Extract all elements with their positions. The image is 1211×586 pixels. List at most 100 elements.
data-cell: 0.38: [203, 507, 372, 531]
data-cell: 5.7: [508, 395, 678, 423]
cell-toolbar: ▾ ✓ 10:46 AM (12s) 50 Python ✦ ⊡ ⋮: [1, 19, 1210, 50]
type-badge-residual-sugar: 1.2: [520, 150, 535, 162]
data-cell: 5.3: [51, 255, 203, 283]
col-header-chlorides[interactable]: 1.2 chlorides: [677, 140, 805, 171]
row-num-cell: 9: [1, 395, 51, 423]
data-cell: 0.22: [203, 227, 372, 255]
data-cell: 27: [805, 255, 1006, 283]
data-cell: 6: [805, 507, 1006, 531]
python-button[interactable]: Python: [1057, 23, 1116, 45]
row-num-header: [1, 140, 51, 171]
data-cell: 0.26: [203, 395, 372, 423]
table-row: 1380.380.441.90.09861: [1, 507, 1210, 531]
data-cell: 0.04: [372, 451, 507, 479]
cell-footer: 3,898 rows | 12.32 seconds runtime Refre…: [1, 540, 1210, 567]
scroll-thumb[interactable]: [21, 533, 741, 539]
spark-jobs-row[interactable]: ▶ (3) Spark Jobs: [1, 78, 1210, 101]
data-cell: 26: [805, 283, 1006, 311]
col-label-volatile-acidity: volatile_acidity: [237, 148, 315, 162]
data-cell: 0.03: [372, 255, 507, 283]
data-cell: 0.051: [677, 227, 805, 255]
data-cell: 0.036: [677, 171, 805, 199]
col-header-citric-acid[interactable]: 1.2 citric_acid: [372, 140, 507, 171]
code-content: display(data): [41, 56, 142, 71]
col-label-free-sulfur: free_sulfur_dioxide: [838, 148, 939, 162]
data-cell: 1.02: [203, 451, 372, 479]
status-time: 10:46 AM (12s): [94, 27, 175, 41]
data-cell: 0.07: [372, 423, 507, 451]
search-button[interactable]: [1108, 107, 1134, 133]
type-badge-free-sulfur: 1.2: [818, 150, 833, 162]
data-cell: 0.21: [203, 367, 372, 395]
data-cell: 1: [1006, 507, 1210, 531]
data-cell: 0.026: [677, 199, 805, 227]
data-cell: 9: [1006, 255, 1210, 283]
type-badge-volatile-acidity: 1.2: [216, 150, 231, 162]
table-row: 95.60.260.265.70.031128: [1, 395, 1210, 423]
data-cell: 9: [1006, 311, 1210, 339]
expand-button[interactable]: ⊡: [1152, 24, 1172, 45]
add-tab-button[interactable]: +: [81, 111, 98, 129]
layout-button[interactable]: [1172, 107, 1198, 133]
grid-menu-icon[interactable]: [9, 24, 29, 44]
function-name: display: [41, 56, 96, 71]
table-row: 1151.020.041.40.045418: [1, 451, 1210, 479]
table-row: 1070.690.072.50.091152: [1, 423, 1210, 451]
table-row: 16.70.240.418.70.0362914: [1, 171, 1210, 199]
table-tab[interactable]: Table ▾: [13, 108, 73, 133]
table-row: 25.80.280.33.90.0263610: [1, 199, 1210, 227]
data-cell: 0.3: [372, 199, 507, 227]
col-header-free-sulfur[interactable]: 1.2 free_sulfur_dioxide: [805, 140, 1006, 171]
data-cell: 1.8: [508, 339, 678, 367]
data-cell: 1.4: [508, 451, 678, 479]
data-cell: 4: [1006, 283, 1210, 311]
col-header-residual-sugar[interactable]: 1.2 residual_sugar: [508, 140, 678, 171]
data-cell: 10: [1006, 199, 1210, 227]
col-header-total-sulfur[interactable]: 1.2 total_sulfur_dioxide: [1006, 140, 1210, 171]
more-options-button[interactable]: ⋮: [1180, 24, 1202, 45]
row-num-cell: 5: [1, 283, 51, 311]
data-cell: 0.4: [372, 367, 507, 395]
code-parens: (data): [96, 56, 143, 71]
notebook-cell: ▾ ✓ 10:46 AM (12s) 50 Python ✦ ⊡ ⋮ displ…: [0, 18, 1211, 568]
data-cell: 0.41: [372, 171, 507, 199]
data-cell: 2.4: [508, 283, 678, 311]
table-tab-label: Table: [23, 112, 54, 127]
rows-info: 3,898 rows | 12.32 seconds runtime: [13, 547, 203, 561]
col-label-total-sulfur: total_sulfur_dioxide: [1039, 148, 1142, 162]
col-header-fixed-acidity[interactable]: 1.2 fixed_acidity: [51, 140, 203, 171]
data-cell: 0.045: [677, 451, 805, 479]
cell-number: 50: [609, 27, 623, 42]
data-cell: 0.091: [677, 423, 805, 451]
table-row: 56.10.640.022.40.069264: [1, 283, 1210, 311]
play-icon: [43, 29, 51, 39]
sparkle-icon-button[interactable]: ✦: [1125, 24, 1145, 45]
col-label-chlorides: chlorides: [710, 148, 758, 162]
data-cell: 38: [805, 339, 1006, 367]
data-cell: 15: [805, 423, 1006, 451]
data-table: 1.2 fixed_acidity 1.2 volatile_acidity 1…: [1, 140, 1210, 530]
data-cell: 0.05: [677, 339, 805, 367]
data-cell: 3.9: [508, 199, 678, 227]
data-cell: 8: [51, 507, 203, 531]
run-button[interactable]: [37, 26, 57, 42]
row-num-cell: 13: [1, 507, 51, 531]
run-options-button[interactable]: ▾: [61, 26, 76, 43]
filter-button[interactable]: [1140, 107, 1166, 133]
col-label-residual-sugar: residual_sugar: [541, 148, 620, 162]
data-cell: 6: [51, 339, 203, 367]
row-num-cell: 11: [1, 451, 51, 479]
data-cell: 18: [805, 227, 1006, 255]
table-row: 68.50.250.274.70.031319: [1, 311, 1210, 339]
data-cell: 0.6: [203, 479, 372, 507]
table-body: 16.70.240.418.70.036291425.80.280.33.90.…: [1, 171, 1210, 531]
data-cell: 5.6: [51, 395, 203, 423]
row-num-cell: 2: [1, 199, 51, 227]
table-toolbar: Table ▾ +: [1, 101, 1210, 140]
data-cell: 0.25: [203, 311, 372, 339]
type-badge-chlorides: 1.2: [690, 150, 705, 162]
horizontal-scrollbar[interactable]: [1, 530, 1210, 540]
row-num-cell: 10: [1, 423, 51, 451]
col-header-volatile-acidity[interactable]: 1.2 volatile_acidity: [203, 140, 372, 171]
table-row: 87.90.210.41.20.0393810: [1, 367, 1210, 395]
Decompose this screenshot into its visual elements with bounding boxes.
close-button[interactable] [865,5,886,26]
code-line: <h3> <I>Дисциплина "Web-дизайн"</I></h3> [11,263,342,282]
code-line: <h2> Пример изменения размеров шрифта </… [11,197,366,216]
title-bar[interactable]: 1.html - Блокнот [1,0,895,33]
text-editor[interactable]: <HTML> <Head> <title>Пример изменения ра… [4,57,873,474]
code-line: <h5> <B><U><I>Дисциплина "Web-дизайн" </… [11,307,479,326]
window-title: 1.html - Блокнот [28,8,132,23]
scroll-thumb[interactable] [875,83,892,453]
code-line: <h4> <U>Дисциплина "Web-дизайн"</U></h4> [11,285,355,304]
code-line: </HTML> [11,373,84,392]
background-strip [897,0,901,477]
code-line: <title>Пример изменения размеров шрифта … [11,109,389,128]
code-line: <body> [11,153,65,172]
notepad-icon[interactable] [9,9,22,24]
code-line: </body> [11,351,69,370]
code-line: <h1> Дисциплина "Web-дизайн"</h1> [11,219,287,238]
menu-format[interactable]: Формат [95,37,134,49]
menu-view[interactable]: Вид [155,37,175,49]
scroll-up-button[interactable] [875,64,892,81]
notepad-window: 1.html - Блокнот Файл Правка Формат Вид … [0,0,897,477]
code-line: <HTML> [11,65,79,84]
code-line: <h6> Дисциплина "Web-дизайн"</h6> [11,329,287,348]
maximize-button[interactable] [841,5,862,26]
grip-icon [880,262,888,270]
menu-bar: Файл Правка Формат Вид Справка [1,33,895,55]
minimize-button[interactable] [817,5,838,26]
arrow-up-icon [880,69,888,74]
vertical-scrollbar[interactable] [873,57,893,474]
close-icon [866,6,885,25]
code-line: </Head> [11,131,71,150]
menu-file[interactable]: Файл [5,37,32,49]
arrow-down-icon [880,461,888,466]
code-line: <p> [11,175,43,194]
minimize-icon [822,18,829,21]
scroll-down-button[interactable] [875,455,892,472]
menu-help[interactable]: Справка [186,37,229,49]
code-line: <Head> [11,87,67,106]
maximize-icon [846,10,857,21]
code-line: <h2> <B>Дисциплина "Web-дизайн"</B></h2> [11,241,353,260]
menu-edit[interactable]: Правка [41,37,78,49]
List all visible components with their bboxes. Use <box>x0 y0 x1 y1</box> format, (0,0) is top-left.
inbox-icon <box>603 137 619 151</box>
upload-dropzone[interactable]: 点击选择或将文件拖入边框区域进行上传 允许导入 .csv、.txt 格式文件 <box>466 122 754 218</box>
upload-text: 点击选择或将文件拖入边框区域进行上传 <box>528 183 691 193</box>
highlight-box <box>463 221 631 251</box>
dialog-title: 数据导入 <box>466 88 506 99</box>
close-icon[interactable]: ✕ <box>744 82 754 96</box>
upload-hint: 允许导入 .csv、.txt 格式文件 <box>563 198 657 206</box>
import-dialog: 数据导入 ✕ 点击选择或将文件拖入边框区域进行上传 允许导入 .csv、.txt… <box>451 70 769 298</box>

Request
Gather every line above that contains the string "window", matching case exactly.

Result of this exercise
window-title: 1.html - Блокнот [28,8,132,23]
notepad-window: 1.html - Блокнот Файл Правка Формат Вид … [0,0,897,477]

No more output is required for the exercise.